• [The exercise]: Send back the entries below exactly as they appear.

■ ■ ■ ■ ■

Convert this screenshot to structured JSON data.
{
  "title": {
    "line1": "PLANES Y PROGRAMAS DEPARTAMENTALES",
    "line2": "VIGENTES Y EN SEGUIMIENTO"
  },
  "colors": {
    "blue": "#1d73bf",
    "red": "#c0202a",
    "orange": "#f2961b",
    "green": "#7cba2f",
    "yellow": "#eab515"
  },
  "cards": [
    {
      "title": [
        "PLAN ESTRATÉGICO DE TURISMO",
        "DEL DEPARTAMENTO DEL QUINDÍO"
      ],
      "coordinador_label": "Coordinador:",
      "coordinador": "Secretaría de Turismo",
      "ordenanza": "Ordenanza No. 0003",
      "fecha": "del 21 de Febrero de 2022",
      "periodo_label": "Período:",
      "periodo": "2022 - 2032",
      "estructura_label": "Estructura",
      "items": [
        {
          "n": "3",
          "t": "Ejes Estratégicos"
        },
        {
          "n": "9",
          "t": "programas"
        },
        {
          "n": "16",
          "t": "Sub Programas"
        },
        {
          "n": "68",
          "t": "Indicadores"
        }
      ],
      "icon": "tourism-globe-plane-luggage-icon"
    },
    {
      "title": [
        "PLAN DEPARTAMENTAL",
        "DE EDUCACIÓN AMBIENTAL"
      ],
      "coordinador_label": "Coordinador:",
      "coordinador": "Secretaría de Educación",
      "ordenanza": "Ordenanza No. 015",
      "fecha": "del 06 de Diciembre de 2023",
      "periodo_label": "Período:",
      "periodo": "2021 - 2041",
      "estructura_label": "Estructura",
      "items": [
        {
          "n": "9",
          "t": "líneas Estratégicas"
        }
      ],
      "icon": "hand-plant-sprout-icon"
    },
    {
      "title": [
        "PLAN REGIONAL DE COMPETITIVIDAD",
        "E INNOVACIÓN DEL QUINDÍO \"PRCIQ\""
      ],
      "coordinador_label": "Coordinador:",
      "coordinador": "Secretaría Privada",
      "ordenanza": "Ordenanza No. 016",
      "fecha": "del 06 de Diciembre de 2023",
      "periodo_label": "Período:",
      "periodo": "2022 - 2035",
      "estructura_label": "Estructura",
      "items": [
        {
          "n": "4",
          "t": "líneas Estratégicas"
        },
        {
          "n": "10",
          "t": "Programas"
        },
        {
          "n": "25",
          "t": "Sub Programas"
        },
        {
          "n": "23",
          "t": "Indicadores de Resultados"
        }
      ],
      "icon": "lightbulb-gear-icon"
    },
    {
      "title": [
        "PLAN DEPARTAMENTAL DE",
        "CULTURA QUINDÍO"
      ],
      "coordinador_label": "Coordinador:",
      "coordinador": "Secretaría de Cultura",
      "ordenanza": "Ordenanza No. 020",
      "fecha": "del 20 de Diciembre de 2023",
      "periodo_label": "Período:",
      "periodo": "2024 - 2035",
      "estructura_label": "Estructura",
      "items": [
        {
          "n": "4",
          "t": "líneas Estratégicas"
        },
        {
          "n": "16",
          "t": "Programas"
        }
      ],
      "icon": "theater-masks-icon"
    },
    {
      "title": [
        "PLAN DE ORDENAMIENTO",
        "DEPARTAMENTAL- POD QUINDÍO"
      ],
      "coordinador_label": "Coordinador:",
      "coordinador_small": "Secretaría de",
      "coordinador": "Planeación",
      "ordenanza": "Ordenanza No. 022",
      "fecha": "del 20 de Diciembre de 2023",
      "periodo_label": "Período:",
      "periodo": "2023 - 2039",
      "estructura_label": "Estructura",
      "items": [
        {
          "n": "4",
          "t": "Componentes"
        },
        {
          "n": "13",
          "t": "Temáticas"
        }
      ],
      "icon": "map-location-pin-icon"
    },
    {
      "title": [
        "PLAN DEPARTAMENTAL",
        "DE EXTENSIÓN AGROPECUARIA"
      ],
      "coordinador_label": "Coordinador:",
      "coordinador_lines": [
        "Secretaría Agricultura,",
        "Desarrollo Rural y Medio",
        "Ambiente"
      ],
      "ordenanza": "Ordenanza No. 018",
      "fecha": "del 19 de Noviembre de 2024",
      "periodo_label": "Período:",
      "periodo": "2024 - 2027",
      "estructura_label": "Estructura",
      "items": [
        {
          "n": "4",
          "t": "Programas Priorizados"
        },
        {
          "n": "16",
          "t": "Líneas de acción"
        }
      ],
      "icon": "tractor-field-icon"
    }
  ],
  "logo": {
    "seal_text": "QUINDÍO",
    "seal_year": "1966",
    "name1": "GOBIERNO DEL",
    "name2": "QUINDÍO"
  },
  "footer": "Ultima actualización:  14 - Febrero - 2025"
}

■ ■ ■ ■ ■

• [Task output]:
Convert this screenshot to structured JSON data.
{
  "title": {
    "line1": "PLANES Y PROGRAMAS DEPARTAMENTALES",
    "line2": "VIGENTES Y EN SEGUIMIENTO"
  },
  "colors": {
    "blue": "#1d73bf",
    "red": "#c0202a",
    "orange": "#f2961b",
    "green": "#7cba2f",
    "yellow": "#eab515"
  },
  "cards": [
    {
      "title": [
        "PLAN ESTRATÉGICO DE TURISMO",
        "DEL DEPARTAMENTO DEL QUINDÍO"
      ],
      "coordinador_label": "Coordinador:",
      "coordinador": "Secretaría de Turismo",
      "ordenanza": "Ordenanza No. 0003",
      "fecha": "del 21 de Febrero de 2022",
      "periodo_label": "Período:",
      "periodo": "2022 - 2032",
      "estructura_label": "Estructura",
      "items": [
        {
          "n": "3",
          "t": "Ejes Estratégicos"
        },
        {
          "n": "9",
          "t": "programas"
        },
        {
          "n": "16",
          "t": "Sub Programas"
        },
        {
          "n": "68",
          "t": "Indicadores"
        }
      ],
      "icon": "tourism-globe-plane-luggage-icon"
    },
    {
      "title": [
        "PLAN DEPARTAMENTAL",
        "DE EDUCACIÓN AMBIENTAL"
      ],
      "coordinador_label": "Coordinador:",
      "coordinador": "Secretaría de Educación",
      "ordenanza": "Ordenanza No. 015",
      "fecha": "del 06 de Diciembre de 2023",
      "periodo_label": "Período:",
      "periodo": "2021 - 2041",
      "estructura_label": "Estructura",
      "items": [
        {
          "n": "9",
          "t": "líneas Estratégicas"
        }
      ],
      "icon": "hand-plant-sprout-icon"
    },
    {
      "title": [
        "PLAN REGIONAL DE COMPETITIVIDAD",
        "E INNOVACIÓN DEL QUINDÍO \"PRCIQ\""
      ],
      "coordinador_label": "Coordinador:",
      "coordinador": "Secretaría Privada",
      "ordenanza": "Ordenanza No. 016",
      "fecha": "del 06 de Diciembre de 2023",
      "periodo_label": "Período:",
      "periodo": "2022 - 2035",
      "estructura_label": "Estructura",
      "items": [
        {
          "n": "4",
          "t": "líneas Estratégicas"
        },
        {
          "n": "10",
          "t": "Programas"
        },
        {
          "n": "25",
          "t": "Sub Programas"
        },
        {
          "n": "23",
          "t": "Indicadores de Resultados"
        }
      ],
      "icon": "lightbulb-gear-icon"
    },
    {
      "title": [
        "PLAN DEPARTAMENTAL DE",
        "CULTURA QUINDÍO"
      ],
      "coordinador_label": "Coordinador:",
      "coordinador": "Secretaría de Cultura",
      "ordenanza": "Ordenanza No. 020",
      "fecha": "del 20 de Diciembre de 2023",
      "periodo_label": "Período:",
      "periodo": "2024 - 2035",
      "estructura_label": "Estructura",
      "items": [
        {
          "n": "4",
          "t": "líneas Estratégicas"
        },
        {
          "n": "16",
          "t": "Programas"
        }
      ],
      "icon": "theater-masks-icon"
    },
    {
      "title": [
        "PLAN DE ORDENAMIENTO",
        "DEPARTAMENTAL- POD QUINDÍO"
      ],
      "coordinador_label": "Coordinador:",
      "coordinador_small": "Secretaría de",
      "coordinador": "Planeación",
      "ordenanza": "Ordenanza No. 022",
      "fecha": "del 20 de Diciembre de 2023",
      "periodo_label": "Período:",
      "periodo": "2023 - 2039",
      "estructura_label": "Estructura",
      "items": [
        {
          "n": "4",
          "t": "Componentes"
        },
        {
          "n": "13",
          "t": "Temáticas"
        }
      ],
      "icon": "map-location-pin-icon"
    },
    {
      "title": [
        "PLAN DEPARTAMENTAL",
        "DE EXTENSIÓN AGROPECUARIA"
      ],
      "coordinador_label": "Coordinador:",
      "coordinador_lines": [
        "Secretaría Agricultura,",
        "Desarrollo Rural y Medio",
        "Ambiente"
      ],
      "ordenanza": "Ordenanza No. 018",
      "fecha": "del 19 de Noviembre de 2024",
      "periodo_label": "Período:",
      "periodo": "2024 - 2027",
      "estructura_label": "Estructura",
      "items": [
        {
          "n": "4",
          "t": "Programas Priorizados"
        },
        {
          "n": "16",
          "t": "Líneas de acción"
        }
      ],
      "icon": "tractor-field-icon"
    }
  ],
  "logo": {
    "seal_text": "QUINDÍO",
    "seal_year": "1966",
    "name1": "GOBIERNO DEL",
    "name2": "QUINDÍO"
  },
  "footer": "Ultima actualización:  14 - Febrero - 2025"
}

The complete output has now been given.